(Data records)
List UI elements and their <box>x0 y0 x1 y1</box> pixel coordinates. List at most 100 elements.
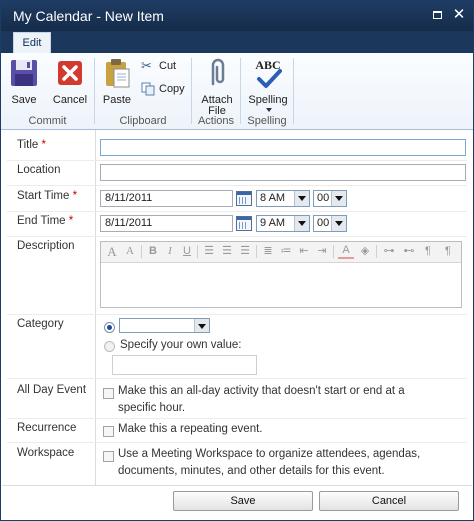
cut-button[interactable]: ✂ Cut <box>141 58 189 76</box>
rich-text-toolbar: A A B I U ☰ ☰ ☰ ≣ ≔ ⇤ ⇥ A ◈ ⊶ ⊷ ¶ ¶ <box>101 242 461 263</box>
cancel-button[interactable]: Cancel <box>319 491 459 511</box>
copy-icon <box>141 82 155 96</box>
end-hour-value: 9 AM <box>260 217 286 229</box>
group-label-clipboard: Clipboard <box>119 115 167 127</box>
recurrence-field-label: Recurrence <box>17 422 77 434</box>
paste-button[interactable]: Paste <box>99 57 135 113</box>
end-hour-select[interactable]: 9 AM <box>256 215 310 232</box>
spelling-label: Spelling <box>248 94 288 106</box>
copy-button[interactable]: Copy <box>141 81 189 99</box>
all-day-event-text: Make this an all-day activity that doesn… <box>118 385 405 414</box>
workspace-field-label: Workspace <box>17 447 75 459</box>
window-title: My Calendar - New Item <box>13 8 164 24</box>
spelling-button[interactable]: ABC Spelling <box>244 57 292 115</box>
copy-label: Copy <box>159 83 185 95</box>
start-hour-value: 8 AM <box>260 192 286 204</box>
start-date-input[interactable]: 8/11/2011 <box>100 190 233 207</box>
font-color-icon[interactable]: A <box>338 244 354 259</box>
bold-icon[interactable]: B <box>146 244 160 259</box>
category-choice-radio[interactable] <box>104 322 115 333</box>
underline-icon[interactable]: U <box>180 244 194 259</box>
hyperlink-icon[interactable]: ⊶ <box>381 244 397 259</box>
category-field-label: Category <box>17 318 64 330</box>
row-separator <box>7 418 467 419</box>
chevron-down-icon <box>294 191 309 206</box>
description-textarea[interactable] <box>101 263 461 307</box>
highlight-icon[interactable]: ◈ <box>358 244 372 259</box>
align-right-icon[interactable]: ☰ <box>238 244 252 259</box>
start-time-label-text: Start Time <box>17 190 70 202</box>
cancel-label: Cancel <box>52 94 88 106</box>
end-minute-select[interactable]: 00 <box>313 215 347 232</box>
maximize-icon[interactable] <box>428 7 446 23</box>
title-input[interactable] <box>100 139 466 156</box>
ribbon-group-spelling: ABC Spelling Spelling <box>241 53 293 129</box>
unlink-icon[interactable]: ⊷ <box>401 244 417 259</box>
decrease-indent-icon[interactable]: ⇤ <box>297 244 311 259</box>
start-time-field-label: Start Time * <box>17 190 77 202</box>
ribbon-group-actions: Attach File Actions <box>192 53 240 129</box>
recurrence-checkbox[interactable] <box>103 426 114 437</box>
save-button[interactable]: Save <box>173 491 313 511</box>
numbered-list-icon[interactable]: ≣ <box>261 244 275 259</box>
increase-indent-icon[interactable]: ⇥ <box>315 244 329 259</box>
start-minute-value: 00 <box>317 192 330 204</box>
category-specify-radio[interactable] <box>104 341 115 352</box>
start-minute-select[interactable]: 00 <box>313 190 347 207</box>
description-rich-text-editor: A A B I U ☰ ☰ ☰ ≣ ≔ ⇤ ⇥ A ◈ ⊶ ⊷ ¶ ¶ <box>100 241 462 308</box>
ribbon-group-clipboard: Paste ✂ Cut Copy Clipboard <box>95 53 191 129</box>
bulleted-list-icon[interactable]: ≔ <box>279 244 293 259</box>
calendar-icon[interactable] <box>236 191 252 206</box>
dialog-button-bar: Save Cancel <box>2 485 472 520</box>
save-label: Save <box>11 94 37 106</box>
align-left-icon[interactable]: ☰ <box>202 244 216 259</box>
rtl-direction-icon[interactable]: ¶ <box>440 244 456 259</box>
end-time-field-label: End Time * <box>17 215 73 227</box>
required-marker: * <box>68 215 74 227</box>
location-field-label: Location <box>17 164 61 176</box>
required-marker: * <box>72 190 78 202</box>
toolbar-separator <box>333 245 334 258</box>
category-select[interactable] <box>119 318 210 333</box>
recurrence-text: Make this a repeating event. <box>118 423 263 435</box>
location-input[interactable] <box>100 164 466 181</box>
cancel-x-icon <box>58 61 82 85</box>
attach-file-button[interactable]: Attach File <box>196 57 238 117</box>
all-day-event-checkbox[interactable] <box>103 388 114 399</box>
row-separator <box>7 314 467 315</box>
chevron-down-icon <box>331 216 346 231</box>
tab-edit[interactable]: Edit <box>13 32 51 53</box>
all-day-event-field-label: All Day Event <box>17 384 87 396</box>
ribbon-tab-strip: Edit <box>1 31 473 53</box>
end-date-input[interactable]: 8/11/2011 <box>100 215 233 232</box>
spelling-check-icon: ABC <box>252 57 284 89</box>
toolbar-separator <box>197 245 198 258</box>
row-separator <box>7 211 467 212</box>
chevron-down-icon <box>294 216 309 231</box>
italic-icon[interactable]: I <box>163 244 177 259</box>
font-icon[interactable]: A <box>104 244 120 259</box>
floppy-disk-icon <box>11 60 37 86</box>
dialog-window: My Calendar - New Item ✕ Edit Save Cance… <box>0 0 474 521</box>
ltr-direction-icon[interactable]: ¶ <box>420 244 436 259</box>
row-separator <box>7 160 467 161</box>
toolbar-separator <box>256 245 257 258</box>
save-button[interactable]: Save <box>5 57 43 113</box>
required-marker: * <box>41 139 46 151</box>
cancel-button[interactable]: Cancel <box>49 57 91 113</box>
toolbar-separator <box>141 245 142 258</box>
font-size-icon[interactable]: A <box>122 244 138 259</box>
workspace-checkbox[interactable] <box>103 451 114 462</box>
end-minute-value: 00 <box>317 217 330 229</box>
align-center-icon[interactable]: ☰ <box>220 244 234 259</box>
close-icon[interactable]: ✕ <box>450 7 468 23</box>
row-separator <box>7 442 467 443</box>
title-label-text: Title <box>17 139 39 151</box>
chevron-down-icon <box>194 319 209 332</box>
calendar-icon[interactable] <box>236 216 252 231</box>
ribbon-separator <box>293 58 294 124</box>
specify-own-value-input[interactable] <box>112 355 257 375</box>
description-field-label: Description <box>17 240 75 252</box>
title-field-label: Title * <box>17 139 46 151</box>
start-hour-select[interactable]: 8 AM <box>256 190 310 207</box>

Directive:
Write out every line of the records above without changing a character, but leave out the pictures.

Task output:
List UI elements and their <box>x0 y0 x1 y1</box> pixel coordinates. List at most 100 elements.
cut-button[interactable]: ✂ Cut <box>141 58 189 76</box>
rich-text-toolbar: A A B I U ☰ ☰ ☰ ≣ ≔ ⇤ ⇥ A ◈ ⊶ ⊷ ¶ ¶ <box>101 242 461 263</box>
cancel-button[interactable]: Cancel <box>319 491 459 511</box>
copy-icon <box>141 82 155 96</box>
end-hour-value: 9 AM <box>260 217 286 229</box>
group-label-clipboard: Clipboard <box>119 115 167 127</box>
recurrence-field-label: Recurrence <box>17 422 77 434</box>
paste-button[interactable]: Paste <box>99 57 135 113</box>
end-hour-select[interactable]: 9 AM <box>256 215 310 232</box>
spelling-label: Spelling <box>248 94 288 106</box>
copy-button[interactable]: Copy <box>141 81 189 99</box>
all-day-event-text: Make this an all-day activity that doesn… <box>118 385 405 414</box>
workspace-field-label: Workspace <box>17 447 75 459</box>
window-title: My Calendar - New Item <box>13 8 164 24</box>
spelling-button[interactable]: ABC Spelling <box>244 57 292 115</box>
copy-label: Copy <box>159 83 185 95</box>
start-hour-value: 8 AM <box>260 192 286 204</box>
start-date-input[interactable]: 8/11/2011 <box>100 190 233 207</box>
font-color-icon[interactable]: A <box>338 244 354 259</box>
bold-icon[interactable]: B <box>146 244 160 259</box>
category-choice-radio[interactable] <box>104 322 115 333</box>
underline-icon[interactable]: U <box>180 244 194 259</box>
hyperlink-icon[interactable]: ⊶ <box>381 244 397 259</box>
category-field-label: Category <box>17 318 64 330</box>
row-separator <box>7 418 467 419</box>
chevron-down-icon <box>294 191 309 206</box>
description-textarea[interactable] <box>101 263 461 307</box>
highlight-icon[interactable]: ◈ <box>358 244 372 259</box>
align-right-icon[interactable]: ☰ <box>238 244 252 259</box>
start-time-label-text: Start Time <box>17 190 70 202</box>
cancel-label: Cancel <box>52 94 88 106</box>
end-minute-select[interactable]: 00 <box>313 215 347 232</box>
maximize-icon[interactable] <box>428 7 446 23</box>
title-input[interactable] <box>100 139 466 156</box>
ribbon-group-spelling: ABC Spelling Spelling <box>241 53 293 129</box>
unlink-icon[interactable]: ⊷ <box>401 244 417 259</box>
decrease-indent-icon[interactable]: ⇤ <box>297 244 311 259</box>
start-time-field-label: Start Time * <box>17 190 77 202</box>
ribbon-group-actions: Attach File Actions <box>192 53 240 129</box>
recurrence-checkbox[interactable] <box>103 426 114 437</box>
save-button[interactable]: Save <box>173 491 313 511</box>
numbered-list-icon[interactable]: ≣ <box>261 244 275 259</box>
increase-indent-icon[interactable]: ⇥ <box>315 244 329 259</box>
start-minute-value: 00 <box>317 192 330 204</box>
category-specify-radio[interactable] <box>104 341 115 352</box>
start-minute-select[interactable]: 00 <box>313 190 347 207</box>
description-rich-text-editor: A A B I U ☰ ☰ ☰ ≣ ≔ ⇤ ⇥ A ◈ ⊶ ⊷ ¶ ¶ <box>100 241 462 308</box>
ribbon-group-clipboard: Paste ✂ Cut Copy Clipboard <box>95 53 191 129</box>
bulleted-list-icon[interactable]: ≔ <box>279 244 293 259</box>
calendar-icon[interactable] <box>236 191 252 206</box>
dialog-button-bar: Save Cancel <box>2 485 472 520</box>
save-label: Save <box>11 94 37 106</box>
align-left-icon[interactable]: ☰ <box>202 244 216 259</box>
rtl-direction-icon[interactable]: ¶ <box>440 244 456 259</box>
end-time-field-label: End Time * <box>17 215 73 227</box>
required-marker: * <box>68 215 74 227</box>
location-field-label: Location <box>17 164 61 176</box>
required-marker: * <box>72 190 78 202</box>
toolbar-separator <box>333 245 334 258</box>
category-select[interactable] <box>119 318 210 333</box>
recurrence-text: Make this a repeating event. <box>118 423 263 435</box>
location-input[interactable] <box>100 164 466 181</box>
cancel-x-icon <box>58 61 82 85</box>
attach-file-button[interactable]: Attach File <box>196 57 238 117</box>
all-day-event-checkbox[interactable] <box>103 388 114 399</box>
row-separator <box>7 314 467 315</box>
chevron-down-icon <box>331 216 346 231</box>
tab-edit[interactable]: Edit <box>13 32 51 53</box>
all-day-event-field-label: All Day Event <box>17 384 87 396</box>
ribbon-tab-strip: Edit <box>1 31 473 53</box>
end-date-input[interactable]: 8/11/2011 <box>100 215 233 232</box>
spelling-check-icon: ABC <box>252 57 284 89</box>
toolbar-separator <box>197 245 198 258</box>
row-separator <box>7 211 467 212</box>
chevron-down-icon <box>294 216 309 231</box>
italic-icon[interactable]: I <box>163 244 177 259</box>
font-icon[interactable]: A <box>104 244 120 259</box>
floppy-disk-icon <box>11 60 37 86</box>
dialog-window: My Calendar - New Item ✕ Edit Save Cance… <box>0 0 474 521</box>
ltr-direction-icon[interactable]: ¶ <box>420 244 436 259</box>
row-separator <box>7 160 467 161</box>
toolbar-separator <box>256 245 257 258</box>
save-button[interactable]: Save <box>5 57 43 113</box>
required-marker: * <box>41 139 46 151</box>
cancel-button[interactable]: Cancel <box>49 57 91 113</box>
toolbar-separator <box>141 245 142 258</box>
font-size-icon[interactable]: A <box>122 244 138 259</box>
workspace-checkbox[interactable] <box>103 451 114 462</box>
end-minute-value: 00 <box>317 217 330 229</box>
align-center-icon[interactable]: ☰ <box>220 244 234 259</box>
close-icon[interactable]: ✕ <box>450 7 468 23</box>
row-separator <box>7 442 467 443</box>
title-label-text: Title <box>17 139 39 151</box>
chevron-down-icon <box>194 319 209 332</box>
calendar-icon[interactable] <box>236 216 252 231</box>
ribbon-separator <box>293 58 294 124</box>
specify-own-value-input[interactable] <box>112 355 257 375</box>
description-field-label: Description <box>17 240 75 252</box>
title-field-label: Title * <box>17 139 46 151</box>
start-hour-select[interactable]: 8 AM <box>256 190 310 207</box>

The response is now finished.